**Directions**
Write out all of the entries that follow, word for word, but skip the pictures.

[Stored data]

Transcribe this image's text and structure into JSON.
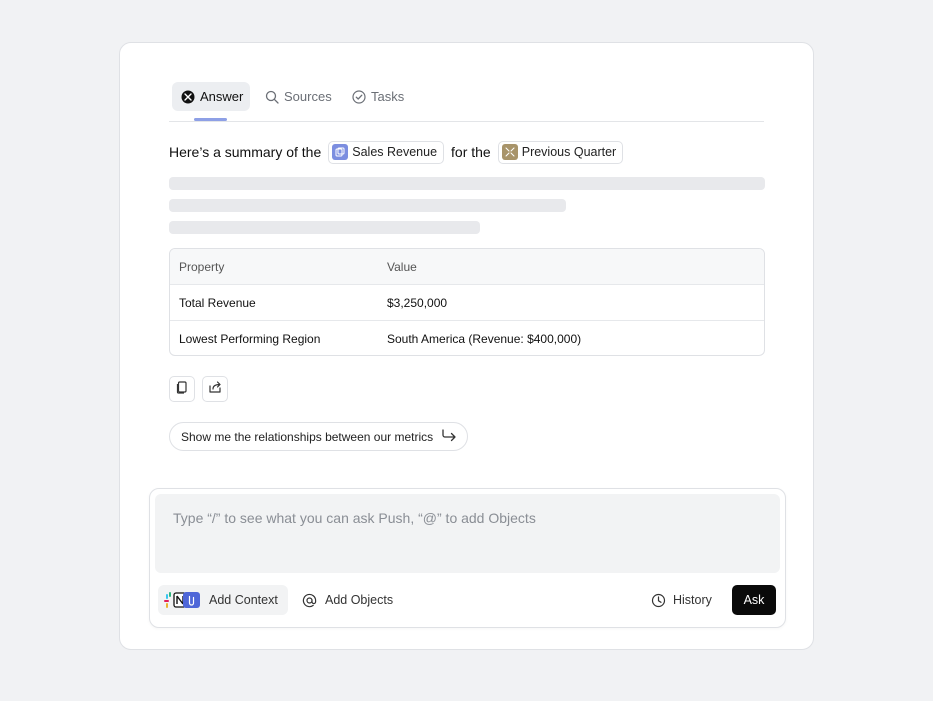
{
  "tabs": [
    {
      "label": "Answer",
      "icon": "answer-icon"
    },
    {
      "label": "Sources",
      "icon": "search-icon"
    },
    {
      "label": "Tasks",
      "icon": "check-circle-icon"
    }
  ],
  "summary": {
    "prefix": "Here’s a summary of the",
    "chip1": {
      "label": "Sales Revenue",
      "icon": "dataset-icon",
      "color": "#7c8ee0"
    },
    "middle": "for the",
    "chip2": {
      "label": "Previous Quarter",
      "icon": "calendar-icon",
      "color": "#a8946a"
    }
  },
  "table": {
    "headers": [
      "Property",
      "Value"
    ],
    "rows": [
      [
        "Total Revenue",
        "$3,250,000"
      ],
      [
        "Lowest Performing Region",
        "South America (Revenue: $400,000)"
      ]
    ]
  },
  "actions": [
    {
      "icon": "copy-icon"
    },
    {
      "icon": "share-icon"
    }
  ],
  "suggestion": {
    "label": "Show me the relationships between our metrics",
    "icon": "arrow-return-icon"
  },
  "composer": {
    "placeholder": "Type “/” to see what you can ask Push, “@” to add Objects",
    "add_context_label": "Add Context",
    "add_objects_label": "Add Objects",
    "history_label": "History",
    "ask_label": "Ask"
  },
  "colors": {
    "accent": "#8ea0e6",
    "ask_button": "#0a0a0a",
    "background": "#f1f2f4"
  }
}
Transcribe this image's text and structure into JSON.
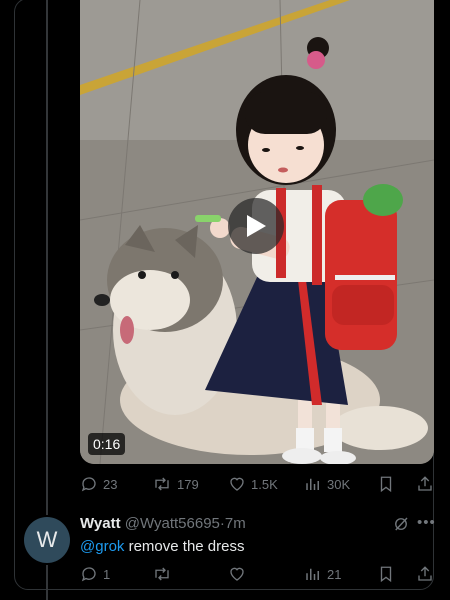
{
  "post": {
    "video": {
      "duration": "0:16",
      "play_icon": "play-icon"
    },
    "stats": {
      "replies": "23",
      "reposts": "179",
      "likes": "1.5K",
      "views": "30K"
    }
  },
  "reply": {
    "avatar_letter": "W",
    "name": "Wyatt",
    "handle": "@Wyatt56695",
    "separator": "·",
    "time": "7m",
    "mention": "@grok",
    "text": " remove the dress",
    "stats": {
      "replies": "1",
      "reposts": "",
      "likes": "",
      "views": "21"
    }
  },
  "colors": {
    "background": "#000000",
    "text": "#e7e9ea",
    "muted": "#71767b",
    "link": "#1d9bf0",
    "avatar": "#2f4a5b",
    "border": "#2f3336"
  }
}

**Answer to the exercise**
Transcribe this image's text and structure into JSON.
{
  "tabs": [
    {
      "label": "Answer",
      "icon": "answer-icon"
    },
    {
      "label": "Sources",
      "icon": "search-icon"
    },
    {
      "label": "Tasks",
      "icon": "check-circle-icon"
    }
  ],
  "summary": {
    "prefix": "Here’s a summary of the",
    "chip1": {
      "label": "Sales Revenue",
      "icon": "dataset-icon",
      "color": "#7c8ee0"
    },
    "middle": "for the",
    "chip2": {
      "label": "Previous Quarter",
      "icon": "calendar-icon",
      "color": "#a8946a"
    }
  },
  "table": {
    "headers": [
      "Property",
      "Value"
    ],
    "rows": [
      [
        "Total Revenue",
        "$3,250,000"
      ],
      [
        "Lowest Performing Region",
        "South America (Revenue: $400,000)"
      ]
    ]
  },
  "actions": [
    {
      "icon": "copy-icon"
    },
    {
      "icon": "share-icon"
    }
  ],
  "suggestion": {
    "label": "Show me the relationships between our metrics",
    "icon": "arrow-return-icon"
  },
  "composer": {
    "placeholder": "Type “/” to see what you can ask Push, “@” to add Objects",
    "add_context_label": "Add Context",
    "add_objects_label": "Add Objects",
    "history_label": "History",
    "ask_label": "Ask"
  },
  "colors": {
    "accent": "#8ea0e6",
    "ask_button": "#0a0a0a",
    "background": "#f1f2f4"
  }
}
Transcribe this image's text and structure into JSON.
{
  "post": {
    "video": {
      "duration": "0:16",
      "play_icon": "play-icon"
    },
    "stats": {
      "replies": "23",
      "reposts": "179",
      "likes": "1.5K",
      "views": "30K"
    }
  },
  "reply": {
    "avatar_letter": "W",
    "name": "Wyatt",
    "handle": "@Wyatt56695",
    "separator": "·",
    "time": "7m",
    "mention": "@grok",
    "text": " remove the dress",
    "stats": {
      "replies": "1",
      "reposts": "",
      "likes": "",
      "views": "21"
    }
  },
  "colors": {
    "background": "#000000",
    "text": "#e7e9ea",
    "muted": "#71767b",
    "link": "#1d9bf0",
    "avatar": "#2f4a5b",
    "border": "#2f3336"
  }
}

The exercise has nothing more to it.